Our Approach: What makes us special?

When we set out to establish our small law firm in 2003, we were driven by the idea that the strict separation of advisory/transaction work from litigation, as more and more practiced by major Swiss law firms, was not in all instances perfectly suited to clients' needs in Switzerland. 

"Cross-fertilization" between advisory work and litigation was, in our view, underestimated. And the alleged positive effect of handing litigation of all sorts and across all industries to pure litigators (who were specialists in procedural law, but would each time need to learn the specifics of the respective industry and the law applying to it, on the job) was in our view over weighted, in particular against the following background, which makes the situation in Switzerland different from the one in the U.S., from where the separation in big law firms originated:

Commercial litigation in Switzerland never takes place before a jury, and almost always -- at least in major cases -- the factual allegations and legal arguments are exchanged by way of written legal briefs, carefully prepared over weeks and months, rather than through oral argument. This even applies to procedural motions. Sometimes, counsel does not once physically appear in Court over the entire duration of year-long proceedings (except for settlement talks, if any). In the relatively rare instances where witnesses are being heard, it is usually the Judge who asks the questions and there is no game of "direct", "re-direct" and "cross-examination" by the lawyers. Hence, a Swiss litigator typically must be no rhetorical wunderkind (he better be not) and must not, normally, be able to react to tactical moves within seconds. Nor must he know all the wrinkles of procedural law by heart or be a particularly good "seller".

Fact-finding and extensive document review capacities also play a much smaller role than in other jurisdictions -- for the lack of effective discovery tools under Swiss procedural laws. Big litigation teams are therefore usually neither necessary nor particularly welcome in Court.

On the other hand, profound knowledge of (the sometimes rather dogmatic) Swiss substantive law and the respective precedents, as well as a deep understanding of market practices in a given industry, are indispensable in order to convince a panel of Swiss full-time judges, who are themselves often specialized in the respective field of law (and at times, for example in the Canton of Zurich, supported by an "expert judge" from the respective industry, also sitting on the bench).
+ + + + + + +
**WHAT YOU NEED TO DO:** Reproduce the whole text about the firm's approach to advisory work and litigation in Switzerland word for word.

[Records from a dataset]
+ + + + + + +
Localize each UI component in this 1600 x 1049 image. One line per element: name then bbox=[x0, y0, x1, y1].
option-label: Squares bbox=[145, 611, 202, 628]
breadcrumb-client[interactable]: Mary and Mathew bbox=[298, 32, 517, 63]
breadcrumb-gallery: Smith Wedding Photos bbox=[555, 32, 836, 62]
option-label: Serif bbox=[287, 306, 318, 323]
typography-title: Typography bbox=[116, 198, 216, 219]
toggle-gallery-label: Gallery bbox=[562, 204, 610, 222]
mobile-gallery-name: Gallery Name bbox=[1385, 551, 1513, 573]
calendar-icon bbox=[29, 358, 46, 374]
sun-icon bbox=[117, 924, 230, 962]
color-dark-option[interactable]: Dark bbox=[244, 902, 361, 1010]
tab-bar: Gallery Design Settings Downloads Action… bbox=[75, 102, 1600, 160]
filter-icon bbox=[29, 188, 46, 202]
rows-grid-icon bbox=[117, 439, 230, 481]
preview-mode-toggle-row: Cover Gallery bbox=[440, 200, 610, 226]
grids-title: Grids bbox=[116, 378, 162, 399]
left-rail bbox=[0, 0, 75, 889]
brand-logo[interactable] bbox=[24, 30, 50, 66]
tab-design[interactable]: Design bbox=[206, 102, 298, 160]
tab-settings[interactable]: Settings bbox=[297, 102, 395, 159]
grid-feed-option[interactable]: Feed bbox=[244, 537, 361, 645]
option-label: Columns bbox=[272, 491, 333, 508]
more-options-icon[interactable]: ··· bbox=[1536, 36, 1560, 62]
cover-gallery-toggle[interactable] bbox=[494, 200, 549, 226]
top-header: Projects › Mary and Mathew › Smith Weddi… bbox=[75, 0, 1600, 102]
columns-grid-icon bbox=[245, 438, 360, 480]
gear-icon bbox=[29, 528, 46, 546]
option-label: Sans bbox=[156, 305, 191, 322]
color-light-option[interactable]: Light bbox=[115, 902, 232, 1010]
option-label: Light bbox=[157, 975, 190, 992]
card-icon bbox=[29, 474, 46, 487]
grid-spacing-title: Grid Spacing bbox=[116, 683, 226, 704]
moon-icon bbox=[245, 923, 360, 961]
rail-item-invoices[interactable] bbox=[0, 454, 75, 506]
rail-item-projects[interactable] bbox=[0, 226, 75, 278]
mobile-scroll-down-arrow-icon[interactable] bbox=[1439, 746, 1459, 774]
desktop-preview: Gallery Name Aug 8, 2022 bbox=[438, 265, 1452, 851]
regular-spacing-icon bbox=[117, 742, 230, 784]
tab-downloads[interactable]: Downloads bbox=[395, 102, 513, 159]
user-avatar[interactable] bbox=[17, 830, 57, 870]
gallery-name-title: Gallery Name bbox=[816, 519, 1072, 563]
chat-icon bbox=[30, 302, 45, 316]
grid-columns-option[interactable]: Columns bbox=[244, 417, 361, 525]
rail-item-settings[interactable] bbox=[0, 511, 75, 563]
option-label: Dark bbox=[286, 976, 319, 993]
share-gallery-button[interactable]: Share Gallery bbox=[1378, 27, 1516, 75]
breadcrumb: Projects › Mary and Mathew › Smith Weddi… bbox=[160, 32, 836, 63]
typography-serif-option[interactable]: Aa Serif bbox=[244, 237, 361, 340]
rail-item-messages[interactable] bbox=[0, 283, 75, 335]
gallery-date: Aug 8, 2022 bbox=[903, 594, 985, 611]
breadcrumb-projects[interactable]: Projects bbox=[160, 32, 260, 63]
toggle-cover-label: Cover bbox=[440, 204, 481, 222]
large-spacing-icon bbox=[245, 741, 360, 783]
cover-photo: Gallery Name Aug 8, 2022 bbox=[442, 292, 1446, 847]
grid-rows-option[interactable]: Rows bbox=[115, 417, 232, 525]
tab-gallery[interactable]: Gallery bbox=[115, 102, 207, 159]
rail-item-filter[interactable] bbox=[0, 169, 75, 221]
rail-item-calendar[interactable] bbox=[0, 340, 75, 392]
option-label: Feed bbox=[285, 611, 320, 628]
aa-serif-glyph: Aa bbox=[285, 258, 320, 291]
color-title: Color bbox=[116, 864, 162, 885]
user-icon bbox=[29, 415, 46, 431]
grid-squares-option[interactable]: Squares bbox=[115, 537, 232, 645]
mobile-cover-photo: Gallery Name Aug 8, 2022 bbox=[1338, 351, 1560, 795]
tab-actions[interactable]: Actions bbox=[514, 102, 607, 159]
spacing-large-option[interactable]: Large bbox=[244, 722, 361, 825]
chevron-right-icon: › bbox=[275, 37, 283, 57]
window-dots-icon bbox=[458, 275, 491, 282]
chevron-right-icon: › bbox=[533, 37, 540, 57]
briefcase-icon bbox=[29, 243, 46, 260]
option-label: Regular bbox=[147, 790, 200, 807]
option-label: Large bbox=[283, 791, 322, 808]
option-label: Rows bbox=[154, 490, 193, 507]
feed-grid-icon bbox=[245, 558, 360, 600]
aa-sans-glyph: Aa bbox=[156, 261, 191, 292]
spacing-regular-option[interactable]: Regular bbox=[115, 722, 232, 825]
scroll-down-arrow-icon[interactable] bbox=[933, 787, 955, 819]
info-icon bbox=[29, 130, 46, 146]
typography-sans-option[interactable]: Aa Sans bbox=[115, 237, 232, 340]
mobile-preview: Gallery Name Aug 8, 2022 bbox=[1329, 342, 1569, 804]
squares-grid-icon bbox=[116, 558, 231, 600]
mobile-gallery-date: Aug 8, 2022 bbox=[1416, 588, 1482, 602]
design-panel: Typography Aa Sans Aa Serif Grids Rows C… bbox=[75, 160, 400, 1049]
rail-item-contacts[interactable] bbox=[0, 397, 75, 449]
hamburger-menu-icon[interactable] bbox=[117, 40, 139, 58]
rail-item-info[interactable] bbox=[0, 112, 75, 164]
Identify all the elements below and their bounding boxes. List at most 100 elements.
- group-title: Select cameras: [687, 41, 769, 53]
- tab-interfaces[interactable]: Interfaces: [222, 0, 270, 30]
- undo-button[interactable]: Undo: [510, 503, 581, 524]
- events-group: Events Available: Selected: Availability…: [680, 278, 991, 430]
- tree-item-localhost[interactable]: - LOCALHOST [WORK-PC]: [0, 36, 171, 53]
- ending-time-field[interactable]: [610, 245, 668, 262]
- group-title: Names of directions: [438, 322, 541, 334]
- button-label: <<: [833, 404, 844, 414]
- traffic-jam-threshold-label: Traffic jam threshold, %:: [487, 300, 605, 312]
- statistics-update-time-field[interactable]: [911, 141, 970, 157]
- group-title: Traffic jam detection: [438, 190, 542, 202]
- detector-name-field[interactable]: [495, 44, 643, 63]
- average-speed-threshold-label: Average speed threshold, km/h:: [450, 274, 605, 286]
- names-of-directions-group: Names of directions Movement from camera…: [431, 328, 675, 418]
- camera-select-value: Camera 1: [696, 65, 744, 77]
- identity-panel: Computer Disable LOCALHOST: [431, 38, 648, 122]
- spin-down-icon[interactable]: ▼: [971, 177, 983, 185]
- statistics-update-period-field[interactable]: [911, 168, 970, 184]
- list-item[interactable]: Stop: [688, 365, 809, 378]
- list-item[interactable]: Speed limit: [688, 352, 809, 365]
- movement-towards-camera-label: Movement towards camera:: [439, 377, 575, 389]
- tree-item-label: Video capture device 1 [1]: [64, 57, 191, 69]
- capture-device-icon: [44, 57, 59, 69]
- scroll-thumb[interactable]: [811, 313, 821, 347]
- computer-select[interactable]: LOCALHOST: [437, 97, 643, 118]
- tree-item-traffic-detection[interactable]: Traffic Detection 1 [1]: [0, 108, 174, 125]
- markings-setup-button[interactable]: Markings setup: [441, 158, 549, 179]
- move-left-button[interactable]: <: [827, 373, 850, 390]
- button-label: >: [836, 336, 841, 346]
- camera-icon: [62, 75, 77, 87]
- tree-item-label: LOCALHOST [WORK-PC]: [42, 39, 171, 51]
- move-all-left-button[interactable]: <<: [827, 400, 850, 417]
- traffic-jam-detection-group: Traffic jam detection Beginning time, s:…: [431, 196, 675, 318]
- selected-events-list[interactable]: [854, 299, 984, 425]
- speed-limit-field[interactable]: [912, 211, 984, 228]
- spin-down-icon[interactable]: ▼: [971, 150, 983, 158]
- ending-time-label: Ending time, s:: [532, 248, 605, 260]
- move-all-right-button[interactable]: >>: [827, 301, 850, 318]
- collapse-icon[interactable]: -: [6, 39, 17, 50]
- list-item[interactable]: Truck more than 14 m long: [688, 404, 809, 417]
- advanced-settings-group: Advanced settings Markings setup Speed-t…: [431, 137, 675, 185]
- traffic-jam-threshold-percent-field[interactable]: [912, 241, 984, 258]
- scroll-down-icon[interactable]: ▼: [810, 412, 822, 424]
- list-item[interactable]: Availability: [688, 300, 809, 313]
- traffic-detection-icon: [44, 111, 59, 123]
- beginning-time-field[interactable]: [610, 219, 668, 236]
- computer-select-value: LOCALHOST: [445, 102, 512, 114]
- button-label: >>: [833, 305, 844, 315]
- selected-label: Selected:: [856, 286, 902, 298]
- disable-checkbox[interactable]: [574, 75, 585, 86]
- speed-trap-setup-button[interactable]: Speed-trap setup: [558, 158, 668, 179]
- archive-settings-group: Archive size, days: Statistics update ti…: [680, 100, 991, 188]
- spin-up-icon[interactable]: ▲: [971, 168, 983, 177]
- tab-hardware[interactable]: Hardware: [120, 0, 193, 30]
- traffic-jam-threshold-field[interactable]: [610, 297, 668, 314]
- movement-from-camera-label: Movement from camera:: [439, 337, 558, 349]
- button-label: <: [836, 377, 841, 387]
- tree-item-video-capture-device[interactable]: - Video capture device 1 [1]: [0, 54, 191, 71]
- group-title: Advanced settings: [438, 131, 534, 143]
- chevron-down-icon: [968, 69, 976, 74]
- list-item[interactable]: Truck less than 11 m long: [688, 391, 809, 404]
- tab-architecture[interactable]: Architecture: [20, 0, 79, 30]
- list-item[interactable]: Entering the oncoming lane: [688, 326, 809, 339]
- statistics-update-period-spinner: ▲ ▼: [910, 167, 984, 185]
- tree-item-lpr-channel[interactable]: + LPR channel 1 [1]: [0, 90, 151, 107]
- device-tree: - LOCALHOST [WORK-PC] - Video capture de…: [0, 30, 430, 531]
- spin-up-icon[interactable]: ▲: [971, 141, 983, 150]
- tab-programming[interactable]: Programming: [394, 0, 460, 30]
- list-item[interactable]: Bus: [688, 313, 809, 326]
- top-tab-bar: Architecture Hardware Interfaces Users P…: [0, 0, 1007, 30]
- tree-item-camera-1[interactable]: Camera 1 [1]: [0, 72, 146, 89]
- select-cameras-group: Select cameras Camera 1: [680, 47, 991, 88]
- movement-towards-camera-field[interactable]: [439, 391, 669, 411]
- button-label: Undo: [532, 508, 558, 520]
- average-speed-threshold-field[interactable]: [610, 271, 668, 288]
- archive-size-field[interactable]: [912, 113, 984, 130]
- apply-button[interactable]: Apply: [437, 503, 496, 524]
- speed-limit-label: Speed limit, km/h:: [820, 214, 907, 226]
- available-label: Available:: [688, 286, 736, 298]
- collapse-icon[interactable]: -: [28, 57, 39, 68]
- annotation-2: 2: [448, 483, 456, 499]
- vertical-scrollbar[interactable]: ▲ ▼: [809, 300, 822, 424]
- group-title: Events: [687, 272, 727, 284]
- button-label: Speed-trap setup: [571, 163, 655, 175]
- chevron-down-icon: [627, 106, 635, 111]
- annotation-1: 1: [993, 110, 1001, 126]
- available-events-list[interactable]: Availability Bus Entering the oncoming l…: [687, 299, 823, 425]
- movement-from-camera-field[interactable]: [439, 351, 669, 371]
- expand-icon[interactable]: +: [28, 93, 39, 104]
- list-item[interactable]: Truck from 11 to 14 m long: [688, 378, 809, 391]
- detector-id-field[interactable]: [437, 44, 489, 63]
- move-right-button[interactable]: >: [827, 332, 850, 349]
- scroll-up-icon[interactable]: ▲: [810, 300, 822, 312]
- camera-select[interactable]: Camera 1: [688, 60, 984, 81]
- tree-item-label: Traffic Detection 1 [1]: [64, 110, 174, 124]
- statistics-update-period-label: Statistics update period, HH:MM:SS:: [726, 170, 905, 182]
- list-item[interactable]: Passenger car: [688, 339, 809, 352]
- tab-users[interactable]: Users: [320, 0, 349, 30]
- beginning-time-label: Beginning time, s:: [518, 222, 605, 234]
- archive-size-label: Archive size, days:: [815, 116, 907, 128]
+ + + + + + +
**ANSWER TO THIS EXERCISE:**
Our Approach: What makes us special?

When we set out to establish our small law firm in 2003, we were driven by the idea that the strict separation of advisory/transaction work from litigation, as more and more practiced by major Swiss law firms, was not in all instances perfectly suited to clients' needs in Switzerland. 

"Cross-fertilization" between advisory work and litigation was, in our view, underestimated. And the alleged positive effect of handing litigation of all sorts and across all industries to pure litigators (who were specialists in procedural law, but would each time need to learn the specifics of the respective industry and the law applying to it, on the job) was in our view over weighted, in particular against the following background, which makes the situation in Switzerland different from the one in the U.S., from where the separation in big law firms originated:

Commercial litigation in Switzerland never takes place before a jury, and almost always -- at least in major cases -- the factual allegations and legal arguments are exchanged by way of written legal briefs, carefully prepared over weeks and months, rather than through oral argument. This even applies to procedural motions. Sometimes, counsel does not once physically appear in Court over the entire duration of year-long proceedings (except for settlement talks, if any). In the relatively rare instances where witnesses are being heard, it is usually the Judge who asks the questions and there is no game of "direct", "re-direct" and "cross-examination" by the lawyers. Hence, a Swiss litigator typically must be no rhetorical wunderkind (he better be not) and must not, normally, be able to react to tactical moves within seconds. Nor must he know all the wrinkles of procedural law by heart or be a particularly good "seller".

Fact-finding and extensive document review capacities also play a much smaller role than in other jurisdictions -- for the lack of effective discovery tools under Swiss procedural laws. Big litigation teams are therefore usually neither necessary nor particularly welcome in Court.

On the other hand, profound knowledge of (the sometimes rather dogmatic) Swiss substantive law and the respective precedents, as well as a deep understanding of market practices in a given industry, are indispensable in order to convince a panel of Swiss full-time judges, who are themselves often specialized in the respective field of law (and at times, for example in the Canton of Zurich, supported by an "expert judge" from the respective industry, also sitting on the bench).